Written request
In the records below, find each line with the word "author" and copy it.
--- START OF Data shown ---
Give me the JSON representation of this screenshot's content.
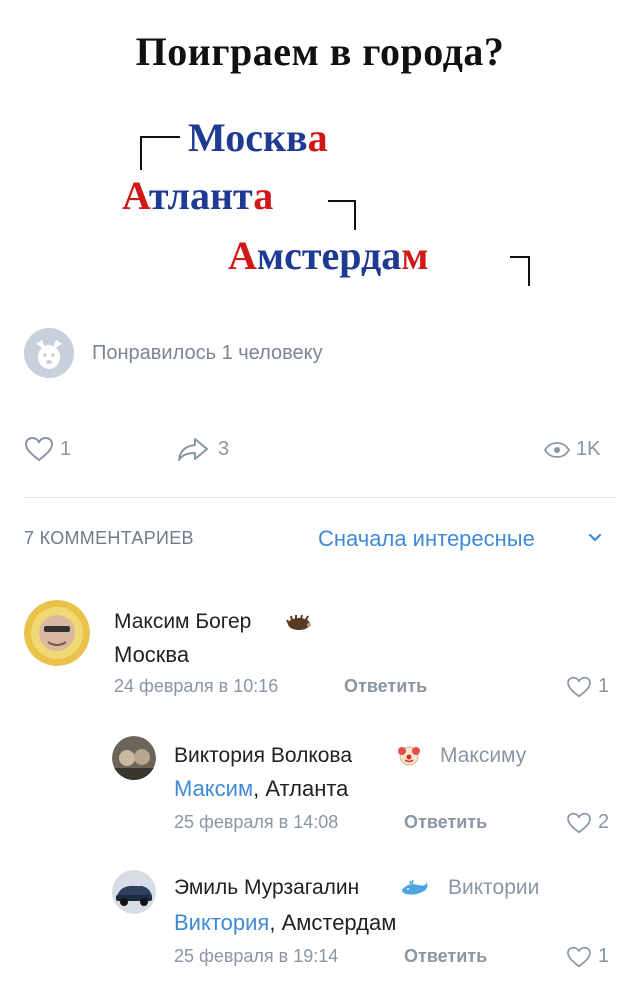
{
  "post": {
    "title": "Поиграем в города?",
    "cities": [
      {
        "blue": "Москв",
        "red": "а"
      },
      {
        "blue": "",
        "red": "А",
        "rest_blue": "тлант",
        "rest_red": "а"
      },
      {
        "blue": "",
        "red": "А",
        "rest_blue": "мстерда",
        "rest_red": "м"
      }
    ]
  },
  "liked": {
    "text": "Понравилось 1 человеку"
  },
  "stats": {
    "likes": "1",
    "shares": "3",
    "views": "1K"
  },
  "comments_header": {
    "count": "7 КОММЕНТАРИЕВ",
    "sort": "Сначала интересные"
  },
  "comments": [
    {
      "author": "Максим Богер",
      "text": "Москва",
      "date": "24 февраля в 10:16",
      "reply": "Ответить",
      "likes": "1"
    },
    {
      "author": "Виктория Волкова",
      "to": "Максиму",
      "mention": "Максим",
      "text": ", Атланта",
      "date": "25 февраля в 14:08",
      "reply": "Ответить",
      "likes": "2"
    },
    {
      "author": "Эмиль Мурзагалин",
      "to": "Виктории",
      "mention": "Виктория",
      "text": ", Амстердам",
      "date": "25 февраля в 19:14",
      "reply": "Ответить",
      "likes": "1"
    }
  ],
  "colors": {
    "accent": "#3f8ad8",
    "city_blue": "#1f3a93",
    "city_red": "#d01818",
    "meta": "#8a96a3"
  },
  "icons": [
    "dog-avatar-icon",
    "heart-icon",
    "share-icon",
    "eye-icon",
    "chevron-down-icon",
    "hedgehog-emoji-icon",
    "clown-emoji-icon",
    "whale-emoji-icon"
  ]
}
--- END OF Data shown ---
Solution to the exercise
      "author": "Максим Богер",
      "author": "Виктория Волкова",
      "author": "Эмиль Мурзагалин",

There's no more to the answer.